▸ DATASET EXCERPTS:
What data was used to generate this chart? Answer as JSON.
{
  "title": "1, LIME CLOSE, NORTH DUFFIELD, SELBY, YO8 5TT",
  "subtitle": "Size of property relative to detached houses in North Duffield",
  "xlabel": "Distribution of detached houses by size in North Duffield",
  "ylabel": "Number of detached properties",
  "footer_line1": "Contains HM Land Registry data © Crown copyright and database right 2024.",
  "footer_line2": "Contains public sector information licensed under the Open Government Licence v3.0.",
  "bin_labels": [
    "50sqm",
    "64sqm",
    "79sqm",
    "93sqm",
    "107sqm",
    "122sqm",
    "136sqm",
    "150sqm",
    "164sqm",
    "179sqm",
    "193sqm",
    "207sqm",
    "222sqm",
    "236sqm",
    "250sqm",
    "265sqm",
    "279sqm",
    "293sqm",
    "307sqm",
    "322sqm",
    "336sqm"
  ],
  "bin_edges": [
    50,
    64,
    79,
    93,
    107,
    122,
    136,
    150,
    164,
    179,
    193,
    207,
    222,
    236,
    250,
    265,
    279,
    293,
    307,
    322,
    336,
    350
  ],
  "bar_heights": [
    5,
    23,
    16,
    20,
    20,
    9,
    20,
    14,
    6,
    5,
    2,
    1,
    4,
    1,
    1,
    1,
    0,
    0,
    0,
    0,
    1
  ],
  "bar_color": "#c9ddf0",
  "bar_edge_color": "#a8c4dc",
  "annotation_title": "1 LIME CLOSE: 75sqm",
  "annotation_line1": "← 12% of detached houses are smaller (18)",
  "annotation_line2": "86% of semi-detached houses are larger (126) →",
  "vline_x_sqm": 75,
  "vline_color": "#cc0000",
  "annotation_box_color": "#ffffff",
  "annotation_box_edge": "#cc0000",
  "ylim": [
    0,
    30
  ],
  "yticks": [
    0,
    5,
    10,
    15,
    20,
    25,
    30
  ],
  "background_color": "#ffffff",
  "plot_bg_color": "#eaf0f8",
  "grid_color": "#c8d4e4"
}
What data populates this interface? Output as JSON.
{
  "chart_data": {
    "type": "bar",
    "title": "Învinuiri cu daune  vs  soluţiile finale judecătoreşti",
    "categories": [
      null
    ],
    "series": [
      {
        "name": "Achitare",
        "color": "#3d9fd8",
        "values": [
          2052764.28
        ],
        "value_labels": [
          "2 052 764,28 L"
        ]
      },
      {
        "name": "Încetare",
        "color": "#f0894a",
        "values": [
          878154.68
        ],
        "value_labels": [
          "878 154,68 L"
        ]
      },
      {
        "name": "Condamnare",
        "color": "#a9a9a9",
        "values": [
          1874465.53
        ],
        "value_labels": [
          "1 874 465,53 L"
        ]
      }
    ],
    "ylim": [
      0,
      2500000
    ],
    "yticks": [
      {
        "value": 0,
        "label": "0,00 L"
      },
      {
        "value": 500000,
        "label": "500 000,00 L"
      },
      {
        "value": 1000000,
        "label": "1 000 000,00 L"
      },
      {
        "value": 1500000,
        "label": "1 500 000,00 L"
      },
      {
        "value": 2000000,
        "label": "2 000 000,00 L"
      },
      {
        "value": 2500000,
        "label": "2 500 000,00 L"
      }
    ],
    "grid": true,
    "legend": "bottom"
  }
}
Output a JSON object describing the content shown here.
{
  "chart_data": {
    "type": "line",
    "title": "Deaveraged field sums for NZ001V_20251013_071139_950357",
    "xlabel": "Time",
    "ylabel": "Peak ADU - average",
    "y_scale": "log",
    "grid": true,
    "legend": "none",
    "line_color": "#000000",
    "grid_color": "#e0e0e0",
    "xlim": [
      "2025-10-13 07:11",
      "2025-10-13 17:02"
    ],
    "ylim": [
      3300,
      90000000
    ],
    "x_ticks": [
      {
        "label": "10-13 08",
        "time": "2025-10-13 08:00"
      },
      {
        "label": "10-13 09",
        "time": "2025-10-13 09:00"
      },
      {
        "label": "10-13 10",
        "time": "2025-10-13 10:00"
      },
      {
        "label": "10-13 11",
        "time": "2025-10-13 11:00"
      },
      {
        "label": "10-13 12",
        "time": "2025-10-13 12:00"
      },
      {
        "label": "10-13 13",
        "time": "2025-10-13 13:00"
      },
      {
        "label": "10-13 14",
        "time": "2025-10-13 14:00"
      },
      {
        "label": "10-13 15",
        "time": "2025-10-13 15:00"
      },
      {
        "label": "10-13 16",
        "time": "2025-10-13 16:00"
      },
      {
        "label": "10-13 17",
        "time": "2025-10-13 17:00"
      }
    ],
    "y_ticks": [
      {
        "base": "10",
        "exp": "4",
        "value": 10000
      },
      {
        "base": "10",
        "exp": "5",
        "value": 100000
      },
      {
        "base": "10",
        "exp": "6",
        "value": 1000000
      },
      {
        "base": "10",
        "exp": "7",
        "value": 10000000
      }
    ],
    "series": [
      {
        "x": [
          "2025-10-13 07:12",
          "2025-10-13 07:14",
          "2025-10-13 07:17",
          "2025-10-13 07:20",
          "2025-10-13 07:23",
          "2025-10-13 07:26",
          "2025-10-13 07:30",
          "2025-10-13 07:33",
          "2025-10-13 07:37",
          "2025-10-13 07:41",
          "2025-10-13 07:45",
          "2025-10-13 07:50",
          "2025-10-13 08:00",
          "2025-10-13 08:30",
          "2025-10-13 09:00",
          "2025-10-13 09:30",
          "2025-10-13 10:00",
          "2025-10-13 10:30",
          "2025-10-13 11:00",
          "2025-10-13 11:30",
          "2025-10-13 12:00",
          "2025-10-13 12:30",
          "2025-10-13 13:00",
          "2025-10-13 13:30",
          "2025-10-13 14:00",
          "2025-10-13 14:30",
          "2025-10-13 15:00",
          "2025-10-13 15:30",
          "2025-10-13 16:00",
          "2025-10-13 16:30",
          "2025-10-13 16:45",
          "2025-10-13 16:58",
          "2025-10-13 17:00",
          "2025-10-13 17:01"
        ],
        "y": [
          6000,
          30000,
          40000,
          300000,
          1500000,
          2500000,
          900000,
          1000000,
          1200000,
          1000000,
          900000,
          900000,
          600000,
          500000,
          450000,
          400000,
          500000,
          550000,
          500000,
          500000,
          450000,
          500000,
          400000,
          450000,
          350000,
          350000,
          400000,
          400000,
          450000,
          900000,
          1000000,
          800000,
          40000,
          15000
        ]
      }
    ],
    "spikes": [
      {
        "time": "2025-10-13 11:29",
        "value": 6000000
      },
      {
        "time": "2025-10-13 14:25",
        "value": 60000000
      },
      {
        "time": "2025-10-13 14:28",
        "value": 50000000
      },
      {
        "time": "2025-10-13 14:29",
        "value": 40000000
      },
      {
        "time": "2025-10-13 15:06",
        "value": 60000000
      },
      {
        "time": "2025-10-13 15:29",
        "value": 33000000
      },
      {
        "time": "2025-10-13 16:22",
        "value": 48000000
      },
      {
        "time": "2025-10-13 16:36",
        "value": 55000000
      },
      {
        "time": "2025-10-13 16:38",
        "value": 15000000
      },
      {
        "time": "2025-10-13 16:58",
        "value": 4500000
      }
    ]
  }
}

▸ EXERCISE: Locate each line with the word "name" and copy it.

▸ ANSWER FOR THE TASK:
        "name": "Achitare",
        "name": "Încetare",
        "name": "Condamnare",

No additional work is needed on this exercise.